§ **TASK STATEMENT**: Repeat each record below exactly as given.

+ + + + +

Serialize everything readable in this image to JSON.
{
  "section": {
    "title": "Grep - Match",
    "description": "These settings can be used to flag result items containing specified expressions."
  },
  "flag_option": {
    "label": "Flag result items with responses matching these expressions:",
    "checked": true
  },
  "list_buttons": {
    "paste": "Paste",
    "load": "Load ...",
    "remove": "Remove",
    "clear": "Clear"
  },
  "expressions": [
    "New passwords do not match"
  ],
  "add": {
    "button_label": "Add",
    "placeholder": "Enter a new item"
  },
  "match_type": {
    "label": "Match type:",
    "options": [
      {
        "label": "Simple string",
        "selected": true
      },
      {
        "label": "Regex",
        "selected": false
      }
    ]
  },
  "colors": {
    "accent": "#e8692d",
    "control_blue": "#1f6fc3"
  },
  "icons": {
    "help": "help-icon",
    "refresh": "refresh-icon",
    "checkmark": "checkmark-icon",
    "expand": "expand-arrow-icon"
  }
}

+ + + + +

§ **ANSWER FOR THE TASK**:
Serialize everything readable in this image to JSON.
{
  "section": {
    "title": "Grep - Match",
    "description": "These settings can be used to flag result items containing specified expressions."
  },
  "flag_option": {
    "label": "Flag result items with responses matching these expressions:",
    "checked": true
  },
  "list_buttons": {
    "paste": "Paste",
    "load": "Load ...",
    "remove": "Remove",
    "clear": "Clear"
  },
  "expressions": [
    "New passwords do not match"
  ],
  "add": {
    "button_label": "Add",
    "placeholder": "Enter a new item"
  },
  "match_type": {
    "label": "Match type:",
    "options": [
      {
        "label": "Simple string",
        "selected": true
      },
      {
        "label": "Regex",
        "selected": false
      }
    ]
  },
  "colors": {
    "accent": "#e8692d",
    "control_blue": "#1f6fc3"
  },
  "icons": {
    "help": "help-icon",
    "refresh": "refresh-icon",
    "checkmark": "checkmark-icon",
    "expand": "expand-arrow-icon"
  }
}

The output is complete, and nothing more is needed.